[Start Data shown]

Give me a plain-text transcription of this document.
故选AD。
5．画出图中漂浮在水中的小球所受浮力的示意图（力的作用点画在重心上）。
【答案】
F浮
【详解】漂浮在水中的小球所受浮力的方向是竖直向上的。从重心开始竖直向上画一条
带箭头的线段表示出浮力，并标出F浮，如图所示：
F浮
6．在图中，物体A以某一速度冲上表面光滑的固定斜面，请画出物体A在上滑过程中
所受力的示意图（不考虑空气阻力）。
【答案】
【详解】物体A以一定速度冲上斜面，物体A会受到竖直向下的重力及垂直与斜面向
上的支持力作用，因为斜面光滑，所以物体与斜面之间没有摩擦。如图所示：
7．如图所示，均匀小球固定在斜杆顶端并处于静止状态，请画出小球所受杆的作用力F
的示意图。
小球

[End Data shown]

* Task statement
Restate each record word for word.

* Reply to the exercise
Give me a plain-text transcription of this document.
故选AD。
5．画出图中漂浮在水中的小球所受浮力的示意图（力的作用点画在重心上）。
【答案】
F浮
【详解】漂浮在水中的小球所受浮力的方向是竖直向上的。从重心开始竖直向上画一条
带箭头的线段表示出浮力，并标出F浮，如图所示：
F浮
6．在图中，物体A以某一速度冲上表面光滑的固定斜面，请画出物体A在上滑过程中
所受力的示意图（不考虑空气阻力）。
【答案】
【详解】物体A以一定速度冲上斜面，物体A会受到竖直向下的重力及垂直与斜面向
上的支持力作用，因为斜面光滑，所以物体与斜面之间没有摩擦。如图所示：
7．如图所示，均匀小球固定在斜杆顶端并处于静止状态，请画出小球所受杆的作用力F
的示意图。
小球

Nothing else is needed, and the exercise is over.